### Direction
Provide an exact reproduction of every entry.

### Exercise materials
-.-.-

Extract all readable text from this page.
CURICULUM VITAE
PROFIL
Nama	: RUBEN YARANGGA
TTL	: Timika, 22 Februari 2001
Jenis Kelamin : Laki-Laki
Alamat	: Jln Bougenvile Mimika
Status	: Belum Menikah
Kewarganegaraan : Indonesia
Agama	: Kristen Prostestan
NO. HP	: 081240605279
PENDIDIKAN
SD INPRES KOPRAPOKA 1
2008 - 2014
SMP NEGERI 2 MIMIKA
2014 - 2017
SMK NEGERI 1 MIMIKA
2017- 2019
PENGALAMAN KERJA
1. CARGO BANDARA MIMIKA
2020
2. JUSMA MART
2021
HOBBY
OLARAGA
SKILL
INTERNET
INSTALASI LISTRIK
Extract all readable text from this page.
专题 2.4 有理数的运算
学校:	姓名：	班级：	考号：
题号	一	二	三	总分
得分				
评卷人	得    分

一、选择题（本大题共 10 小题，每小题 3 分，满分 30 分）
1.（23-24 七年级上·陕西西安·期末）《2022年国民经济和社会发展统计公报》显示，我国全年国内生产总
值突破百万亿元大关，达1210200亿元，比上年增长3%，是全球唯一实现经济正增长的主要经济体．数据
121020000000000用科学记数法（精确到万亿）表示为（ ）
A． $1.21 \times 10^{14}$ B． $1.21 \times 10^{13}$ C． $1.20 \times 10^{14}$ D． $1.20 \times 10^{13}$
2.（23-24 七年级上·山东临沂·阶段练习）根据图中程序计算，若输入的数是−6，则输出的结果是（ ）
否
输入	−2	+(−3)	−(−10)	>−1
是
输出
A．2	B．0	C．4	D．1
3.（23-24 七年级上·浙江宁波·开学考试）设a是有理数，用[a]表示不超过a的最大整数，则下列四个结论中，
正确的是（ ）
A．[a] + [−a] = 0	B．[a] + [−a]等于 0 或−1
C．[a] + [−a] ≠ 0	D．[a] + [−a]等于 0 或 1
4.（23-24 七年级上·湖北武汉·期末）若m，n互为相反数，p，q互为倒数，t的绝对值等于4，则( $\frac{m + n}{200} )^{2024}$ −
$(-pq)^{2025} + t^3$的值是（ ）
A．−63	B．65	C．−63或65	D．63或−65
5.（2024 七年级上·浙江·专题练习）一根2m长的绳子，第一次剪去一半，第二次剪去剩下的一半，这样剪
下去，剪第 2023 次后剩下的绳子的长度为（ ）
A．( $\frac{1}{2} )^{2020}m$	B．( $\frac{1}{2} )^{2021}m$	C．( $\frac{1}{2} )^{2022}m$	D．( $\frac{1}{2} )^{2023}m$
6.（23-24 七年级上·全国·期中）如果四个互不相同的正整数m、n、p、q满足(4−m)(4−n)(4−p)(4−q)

-.-.-

### Output below
Extract all readable text from this page.
CURICULUM VITAE
PROFIL
Nama	: RUBEN YARANGGA
TTL	: Timika, 22 Februari 2001
Jenis Kelamin : Laki-Laki
Alamat	: Jln Bougenvile Mimika
Status	: Belum Menikah
Kewarganegaraan : Indonesia
Agama	: Kristen Prostestan
NO. HP	: 081240605279
PENDIDIKAN
SD INPRES KOPRAPOKA 1
2008 - 2014
SMP NEGERI 2 MIMIKA
2014 - 2017
SMK NEGERI 1 MIMIKA
2017- 2019
PENGALAMAN KERJA
1. CARGO BANDARA MIMIKA
2020
2. JUSMA MART
2021
HOBBY
OLARAGA
SKILL
INTERNET
INSTALASI LISTRIK
Extract all readable text from this page.
专题 2.4 有理数的运算
学校:	姓名：	班级：	考号：
题号	一	二	三	总分
得分				
评卷人	得    分

一、选择题（本大题共 10 小题，每小题 3 分，满分 30 分）
1.（23-24 七年级上·陕西西安·期末）《2022年国民经济和社会发展统计公报》显示，我国全年国内生产总
值突破百万亿元大关，达1210200亿元，比上年增长3%，是全球唯一实现经济正增长的主要经济体．数据
121020000000000用科学记数法（精确到万亿）表示为（ ）
A． $1.21 \times 10^{14}$ B． $1.21 \times 10^{13}$ C． $1.20 \times 10^{14}$ D． $1.20 \times 10^{13}$
2.（23-24 七年级上·山东临沂·阶段练习）根据图中程序计算，若输入的数是−6，则输出的结果是（ ）
否
输入	−2	+(−3)	−(−10)	>−1
是
输出
A．2	B．0	C．4	D．1
3.（23-24 七年级上·浙江宁波·开学考试）设a是有理数，用[a]表示不超过a的最大整数，则下列四个结论中，
正确的是（ ）
A．[a] + [−a] = 0	B．[a] + [−a]等于 0 或−1
C．[a] + [−a] ≠ 0	D．[a] + [−a]等于 0 或 1
4.（23-24 七年级上·湖北武汉·期末）若m，n互为相反数，p，q互为倒数，t的绝对值等于4，则( $\frac{m + n}{200} )^{2024}$ −
$(-pq)^{2025} + t^3$的值是（ ）
A．−63	B．65	C．−63或65	D．63或−65
5.（2024 七年级上·浙江·专题练习）一根2m长的绳子，第一次剪去一半，第二次剪去剩下的一半，这样剪
下去，剪第 2023 次后剩下的绳子的长度为（ ）
A．( $\frac{1}{2} )^{2020}m$	B．( $\frac{1}{2} )^{2021}m$	C．( $\frac{1}{2} )^{2022}m$	D．( $\frac{1}{2} )^{2023}m$
6.（23-24 七年级上·全国·期中）如果四个互不相同的正整数m、n、p、q满足(4−m)(4−n)(4−p)(4−q)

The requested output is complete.